» **AIM OF THE EXERCISE**
Repeat the material below word for word and leave out all pictures.

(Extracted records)
· · ·

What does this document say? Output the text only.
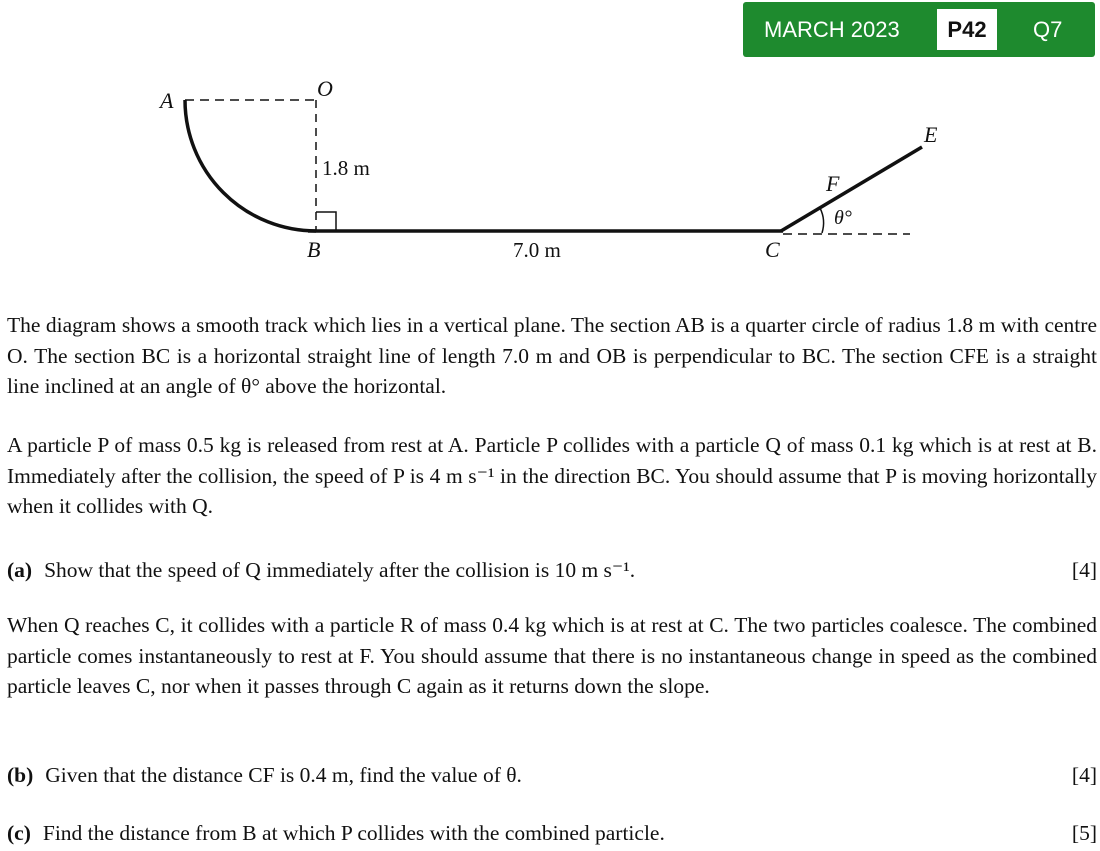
MARCH 2023	P42	Q7
A	O
1.8 m
B	7.0 m	C
E
F
θ°
The diagram shows a smooth track which lies in a vertical plane. The section AB is a quarter circle of radius 1.8 m with centre O. The section BC is a horizontal straight line of length 7.0 m and OB is perpendicular to BC. The section CFE is a straight line inclined at an angle of θ° above the horizontal.
A particle P of mass 0.5 kg is released from rest at A. Particle P collides with a particle Q of mass 0.1 kg which is at rest at B. Immediately after the collision, the speed of P is 4 m s⁻¹ in the direction BC. You should assume that P is moving horizontally when it collides with Q.
(a) Show that the speed of Q immediately after the collision is 10 m s⁻¹.	[4]
When Q reaches C, it collides with a particle R of mass 0.4 kg which is at rest at C. The two particles coalesce. The combined particle comes instantaneously to rest at F. You should assume that there is no instantaneous change in speed as the combined particle leaves C, nor when it passes through C again as it returns down the slope.
(b) Given that the distance CF is 0.4 m, find the value of θ.	[4]
(c) Find the distance from B at which P collides with the combined particle.	[5]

· · ·

» **ANSWER TO THE PROBLEM**
What does this document say? Output the text only.
MARCH 2023	P42	Q7
A	O
1.8 m
B	7.0 m	C
E
F
θ°
The diagram shows a smooth track which lies in a vertical plane. The section AB is a quarter circle of radius 1.8 m with centre O. The section BC is a horizontal straight line of length 7.0 m and OB is perpendicular to BC. The section CFE is a straight line inclined at an angle of θ° above the horizontal.
A particle P of mass 0.5 kg is released from rest at A. Particle P collides with a particle Q of mass 0.1 kg which is at rest at B. Immediately after the collision, the speed of P is 4 m s⁻¹ in the direction BC. You should assume that P is moving horizontally when it collides with Q.
(a) Show that the speed of Q immediately after the collision is 10 m s⁻¹.	[4]
When Q reaches C, it collides with a particle R of mass 0.4 kg which is at rest at C. The two particles coalesce. The combined particle comes instantaneously to rest at F. You should assume that there is no instantaneous change in speed as the combined particle leaves C, nor when it passes through C again as it returns down the slope.
(b) Given that the distance CF is 0.4 m, find the value of θ.	[4]
(c) Find the distance from B at which P collides with the combined particle.	[5]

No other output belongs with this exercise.